What is asked: In the records below, work out how many lines hold the word "this". Report the number alone.

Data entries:
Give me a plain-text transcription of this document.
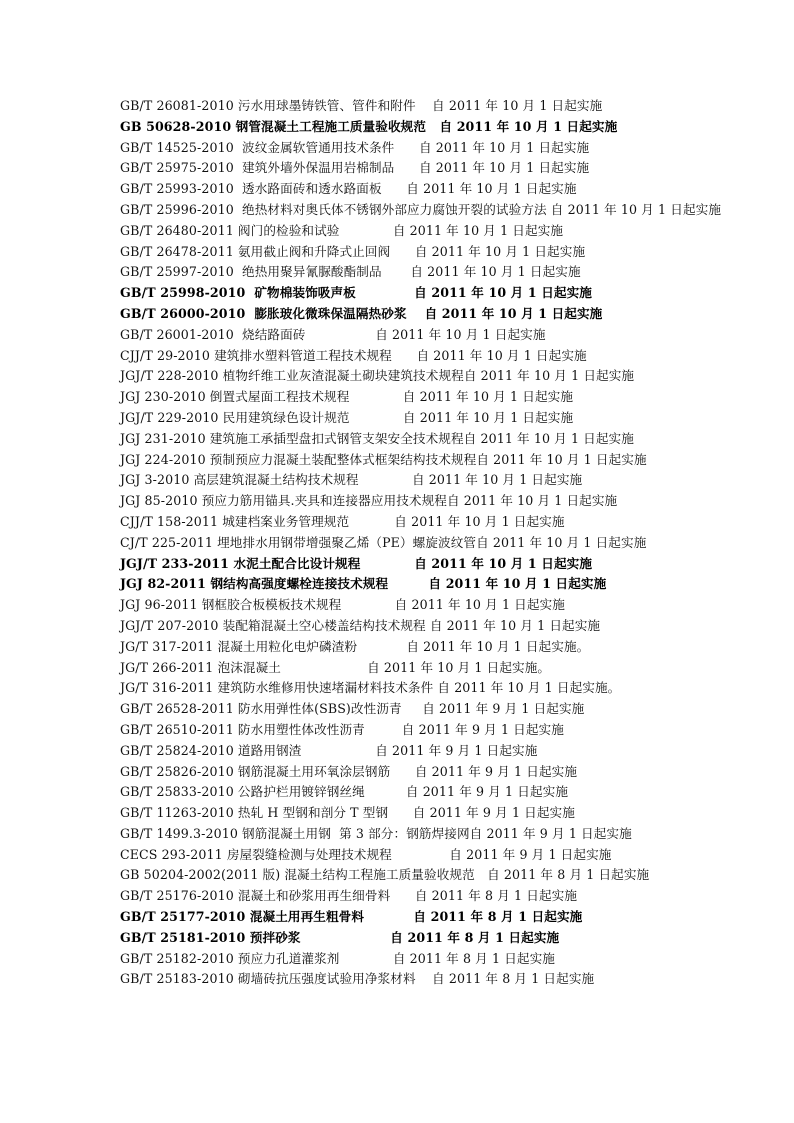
GB/T 26081-2010 污水用球墨铸铁管、管件和附件    自 2011 年 10 月 1 日起实施

GB 50628-2010 钢管混凝土工程施工质量验收规范   自 2011 年 10 月 1 日起实施

GB/T 14525-2010  波纹金属软管通用技术条件      自 2011 年 10 月 1 日起实施

GB/T 25975-2010  建筑外墙外保温用岩棉制品      自 2011 年 10 月 1 日起实施

GB/T 25993-2010  透水路面砖和透水路面板      自 2011 年 10 月 1 日起实施

GB/T 25996-2010  绝热材料对奥氏体不锈钢外部应力腐蚀开裂的试验方法 自 2011 年 10 月 1 日起实施

GB/T 26480-2011 阀门的检验和试验             自 2011 年 10 月 1 日起实施

GB/T 26478-2011 氨用截止阀和升降式止回阀      自 2011 年 10 月 1 日起实施

GB/T 25997-2010  绝热用聚异氰脲酸酯制品       自 2011 年 10 月 1 日起实施

GB/T 25998-2010  矿物棉装饰吸声板             自 2011 年 10 月 1 日起实施

GB/T 26000-2010  膨胀玻化微珠保温隔热砂浆    自 2011 年 10 月 1 日起实施

GB/T 26001-2010  烧结路面砖                 自 2011 年 10 月 1 日起实施

CJJ/T 29-2010 建筑排水塑料管道工程技术规程      自 2011 年 10 月 1 日起实施

JGJ/T 228-2010 植物纤维工业灰渣混凝土砌块建筑技术规程自 2011 年 10 月 1 日起实施

JGJ 230-2010 倒置式屋面工程技术规程             自 2011 年 10 月 1 日起实施

JGJ/T 229-2010 民用建筑绿色设计规范             自 2011 年 10 月 1 日起实施

JGJ 231-2010 建筑施工承插型盘扣式钢管支架安全技术规程自 2011 年 10 月 1 日起实施

JGJ 224-2010 预制预应力混凝土装配整体式框架结构技术规程自 2011 年 10 月 1 日起实施

JGJ 3-2010 高层建筑混凝土结构技术规程             自 2011 年 10 月 1 日起实施

JGJ 85-2010 预应力筋用锚具.夹具和连接器应用技术规程自 2011 年 10 月 1 日起实施

CJJ/T 158-2011 城建档案业务管理规范           自 2011 年 10 月 1 日起实施

CJ/T 225-2011 埋地排水用钢带增强聚乙烯（PE）螺旋波纹管自 2011 年 10 月 1 日起实施

JGJ/T 233-2011 水泥土配合比设计规程            自 2011 年 10 月 1 日起实施

JGJ 82-2011 钢结构高强度螺栓连接技术规程         自 2011 年 10 月 1 日起实施

JGJ 96-2011 钢框胶合板模板技术规程             自 2011 年 10 月 1 日起实施

JGJ/T 207-2010 装配箱混凝土空心楼盖结构技术规程 自 2011 年 10 月 1 日起实施

JG/T 317-2011 混凝土用粒化电炉磷渣粉            自 2011 年 10 月 1 日起实施。

JG/T 266-2011 泡沫混凝土                     自 2011 年 10 月 1 日起实施。

JG/T 316-2011 建筑防水维修用快速堵漏材料技术条件 自 2011 年 10 月 1 日起实施。

GB/T 26528-2011 防水用弹性体(SBS)改性沥青     自 2011 年 9 月 1 日起实施

GB/T 26510-2011 防水用塑性体改性沥青         自 2011 年 9 月 1 日起实施

GB/T 25824-2010 道路用钢渣                  自 2011 年 9 月 1 日起实施

GB/T 25826-2010 钢筋混凝土用环氧涂层钢筋      自 2011 年 9 月 1 日起实施

GB/T 25833-2010 公路护栏用镀锌钢丝绳          自 2011 年 9 月 1 日起实施

GB/T 11263-2010 热轧 H 型钢和剖分 T 型钢      自 2011 年 9 月 1 日起实施

GB/T 1499.3-2010 钢筋混凝土用钢  第 3 部分：钢筋焊接网自 2011 年 9 月 1 日起实施

CECS 293-2011 房屋裂缝检测与处理技术规程              自 2011 年 9 月 1 日起实施

GB 50204-2002(2011 版) 混凝土结构工程施工质量验收规范   自 2011 年 8 月 1 日起实施

GB/T 25176-2010 混凝土和砂浆用再生细骨料      自 2011 年 8 月 1 日起实施

GB/T 25177-2010 混凝土用再生粗骨料           自 2011 年 8 月 1 日起实施

GB/T 25181-2010 预拌砂浆                    自 2011 年 8 月 1 日起实施

GB/T 25182-2010 预应力孔道灌浆剂             自 2011 年 8 月 1 日起实施

GB/T 25183-2010 砌墙砖抗压强度试验用净浆材料    自 2011 年 8 月 1 日起实施
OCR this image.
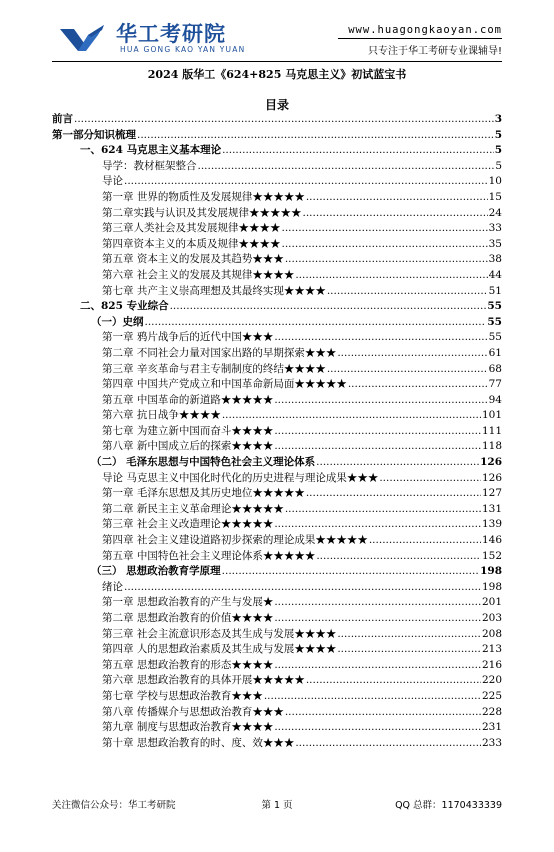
华工考研院
HUA GONG KAO YAN YUAN
www.huagongkaoyan.com
只专注于华工考研专业课辅导!
2024 版华工《624+825 马克思主义》初试蓝宝书
目录
前言 .....	3
第一部分知识梳理 .....	5
一、624 马克思主义基本理论 .....	5
导学：教材框架整合 .....	5
导论 .....	10
第一章 世界的物质性及发展规律★★★★★ .....	15
第二章实践与认识及其发展规律★★★★★ .....	24
第三章人类社会及其发展规律★★★★ .....	33
第四章资本主义的本质及规律★★★★ .....	35
第五章 资本主义的发展及其趋势★★★ .....	38
第六章 社会主义的发展及其规律★★★★ .....	44
第七章 共产主义崇高理想及其最终实现★★★★ .....	51
二、825 专业综合 .....	55
（一）史纲 .....	55
第一章 鸦片战争后的近代中国★★★ .....	55
第二章 不同社会力量对国家出路的早期探索★★★ .....	61
第三章 辛亥革命与君主专制制度的终结★★★★ .....	68
第四章 中国共产党成立和中国革命新局面★★★★★ .....	77
第五章 中国革命的新道路★★★★★ .....	94
第六章 抗日战争★★★★ .....	101
第七章 为建立新中国而奋斗★★★★ .....	111
第八章 新中国成立后的探索★★★★ .....	118
（二） 毛泽东思想与中国特色社会主义理论体系 .....	126
导论 马克思主义中国化时代化的历史进程与理论成果★★★ .....	126
第一章 毛泽东思想及其历史地位★★★★★ .....	127
第二章 新民主主义革命理论★★★★★ .....	131
第三章 社会主义改造理论★★★★★ .....	139
第四章 社会主义建设道路初步探索的理论成果★★★★★ .....	146
第五章 中国特色社会主义理论体系★★★★★ .....	152
（三） 思想政治教育学原理 .....	198
绪论 .....	198
第一章 思想政治教育的产生与发展★ .....	201
第二章 思想政治教育的价值★★★★ .....	203
第三章 社会主流意识形态及其生成与发展★★★★ .....	208
第四章 人的思想政治素质及其生成与发展★★★★ .....	213
第五章 思想政治教育的形态★★★★ .....	216
第六章 思想政治教育的具体开展★★★★★ .....	220
第七章 学校与思想政治教育★★★ .....	225
第八章 传播媒介与思想政治教育★★★ .....	228
第九章 制度与思想政治教育★★★★ .....	231
第十章 思想政治教育的时、度、效★★★ .....	233
关注微信公众号：华工考研院	第 1 页	QQ 总群：1170433339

Written answer: 2